## Exercise directions
Restate each of the lines given below, word for word.
** begin **
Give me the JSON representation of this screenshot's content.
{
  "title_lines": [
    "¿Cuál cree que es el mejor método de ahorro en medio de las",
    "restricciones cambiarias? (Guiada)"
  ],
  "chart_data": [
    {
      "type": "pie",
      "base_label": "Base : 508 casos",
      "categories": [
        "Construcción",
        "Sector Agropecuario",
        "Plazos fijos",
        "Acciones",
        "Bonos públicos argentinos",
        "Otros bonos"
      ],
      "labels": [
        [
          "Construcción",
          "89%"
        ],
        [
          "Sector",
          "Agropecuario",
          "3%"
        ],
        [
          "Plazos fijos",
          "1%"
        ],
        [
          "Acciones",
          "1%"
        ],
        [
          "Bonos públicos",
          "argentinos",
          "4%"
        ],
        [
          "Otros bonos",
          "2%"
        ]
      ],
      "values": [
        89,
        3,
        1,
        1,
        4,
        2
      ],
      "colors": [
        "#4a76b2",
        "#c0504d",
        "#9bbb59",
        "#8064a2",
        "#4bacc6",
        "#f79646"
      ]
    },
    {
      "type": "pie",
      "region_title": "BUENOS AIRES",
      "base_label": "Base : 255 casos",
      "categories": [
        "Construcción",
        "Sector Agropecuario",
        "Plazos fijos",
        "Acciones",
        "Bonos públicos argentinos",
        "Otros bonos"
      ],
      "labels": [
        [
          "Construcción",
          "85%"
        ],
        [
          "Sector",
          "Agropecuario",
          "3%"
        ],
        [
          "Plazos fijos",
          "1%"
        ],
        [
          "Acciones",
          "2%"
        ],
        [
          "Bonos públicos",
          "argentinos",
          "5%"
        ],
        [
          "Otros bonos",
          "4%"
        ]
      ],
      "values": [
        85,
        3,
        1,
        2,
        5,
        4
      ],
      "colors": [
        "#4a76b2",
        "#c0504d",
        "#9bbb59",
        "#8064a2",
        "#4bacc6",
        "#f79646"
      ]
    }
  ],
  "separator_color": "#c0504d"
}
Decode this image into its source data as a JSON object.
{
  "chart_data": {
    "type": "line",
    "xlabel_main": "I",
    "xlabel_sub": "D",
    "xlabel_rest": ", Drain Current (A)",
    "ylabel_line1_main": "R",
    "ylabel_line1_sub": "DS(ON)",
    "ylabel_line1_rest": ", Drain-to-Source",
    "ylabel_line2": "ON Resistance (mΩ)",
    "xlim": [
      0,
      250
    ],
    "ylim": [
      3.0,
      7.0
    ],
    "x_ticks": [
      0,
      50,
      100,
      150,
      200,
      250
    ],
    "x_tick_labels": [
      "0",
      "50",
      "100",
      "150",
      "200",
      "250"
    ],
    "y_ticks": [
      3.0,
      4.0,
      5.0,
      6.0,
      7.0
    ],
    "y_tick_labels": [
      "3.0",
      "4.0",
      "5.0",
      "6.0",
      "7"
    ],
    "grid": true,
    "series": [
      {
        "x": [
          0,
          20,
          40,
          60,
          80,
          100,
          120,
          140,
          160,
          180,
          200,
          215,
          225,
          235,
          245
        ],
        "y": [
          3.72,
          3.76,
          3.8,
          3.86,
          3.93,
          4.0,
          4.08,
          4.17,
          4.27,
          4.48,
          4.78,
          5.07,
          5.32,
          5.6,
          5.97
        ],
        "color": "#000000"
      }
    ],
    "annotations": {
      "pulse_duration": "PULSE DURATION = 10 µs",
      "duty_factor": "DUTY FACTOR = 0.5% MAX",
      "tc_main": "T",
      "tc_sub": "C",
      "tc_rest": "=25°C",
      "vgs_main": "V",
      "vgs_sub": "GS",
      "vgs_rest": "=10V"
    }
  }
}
** end **
## Exercise output
Give me the JSON representation of this screenshot's content.
{
  "title_lines": [
    "¿Cuál cree que es el mejor método de ahorro en medio de las",
    "restricciones cambiarias? (Guiada)"
  ],
  "chart_data": [
    {
      "type": "pie",
      "base_label": "Base : 508 casos",
      "categories": [
        "Construcción",
        "Sector Agropecuario",
        "Plazos fijos",
        "Acciones",
        "Bonos públicos argentinos",
        "Otros bonos"
      ],
      "labels": [
        [
          "Construcción",
          "89%"
        ],
        [
          "Sector",
          "Agropecuario",
          "3%"
        ],
        [
          "Plazos fijos",
          "1%"
        ],
        [
          "Acciones",
          "1%"
        ],
        [
          "Bonos públicos",
          "argentinos",
          "4%"
        ],
        [
          "Otros bonos",
          "2%"
        ]
      ],
      "values": [
        89,
        3,
        1,
        1,
        4,
        2
      ],
      "colors": [
        "#4a76b2",
        "#c0504d",
        "#9bbb59",
        "#8064a2",
        "#4bacc6",
        "#f79646"
      ]
    },
    {
      "type": "pie",
      "region_title": "BUENOS AIRES",
      "base_label": "Base : 255 casos",
      "categories": [
        "Construcción",
        "Sector Agropecuario",
        "Plazos fijos",
        "Acciones",
        "Bonos públicos argentinos",
        "Otros bonos"
      ],
      "labels": [
        [
          "Construcción",
          "85%"
        ],
        [
          "Sector",
          "Agropecuario",
          "3%"
        ],
        [
          "Plazos fijos",
          "1%"
        ],
        [
          "Acciones",
          "2%"
        ],
        [
          "Bonos públicos",
          "argentinos",
          "5%"
        ],
        [
          "Otros bonos",
          "4%"
        ]
      ],
      "values": [
        85,
        3,
        1,
        2,
        5,
        4
      ],
      "colors": [
        "#4a76b2",
        "#c0504d",
        "#9bbb59",
        "#8064a2",
        "#4bacc6",
        "#f79646"
      ]
    }
  ],
  "separator_color": "#c0504d"
}
Decode this image into its source data as a JSON object.
{
  "chart_data": {
    "type": "line",
    "xlabel_main": "I",
    "xlabel_sub": "D",
    "xlabel_rest": ", Drain Current (A)",
    "ylabel_line1_main": "R",
    "ylabel_line1_sub": "DS(ON)",
    "ylabel_line1_rest": ", Drain-to-Source",
    "ylabel_line2": "ON Resistance (mΩ)",
    "xlim": [
      0,
      250
    ],
    "ylim": [
      3.0,
      7.0
    ],
    "x_ticks": [
      0,
      50,
      100,
      150,
      200,
      250
    ],
    "x_tick_labels": [
      "0",
      "50",
      "100",
      "150",
      "200",
      "250"
    ],
    "y_ticks": [
      3.0,
      4.0,
      5.0,
      6.0,
      7.0
    ],
    "y_tick_labels": [
      "3.0",
      "4.0",
      "5.0",
      "6.0",
      "7"
    ],
    "grid": true,
    "series": [
      {
        "x": [
          0,
          20,
          40,
          60,
          80,
          100,
          120,
          140,
          160,
          180,
          200,
          215,
          225,
          235,
          245
        ],
        "y": [
          3.72,
          3.76,
          3.8,
          3.86,
          3.93,
          4.0,
          4.08,
          4.17,
          4.27,
          4.48,
          4.78,
          5.07,
          5.32,
          5.6,
          5.97
        ],
        "color": "#000000"
      }
    ],
    "annotations": {
      "pulse_duration": "PULSE DURATION = 10 µs",
      "duty_factor": "DUTY FACTOR = 0.5% MAX",
      "tc_main": "T",
      "tc_sub": "C",
      "tc_rest": "=25°C",
      "vgs_main": "V",
      "vgs_sub": "GS",
      "vgs_rest": "=10V"
    }
  }
}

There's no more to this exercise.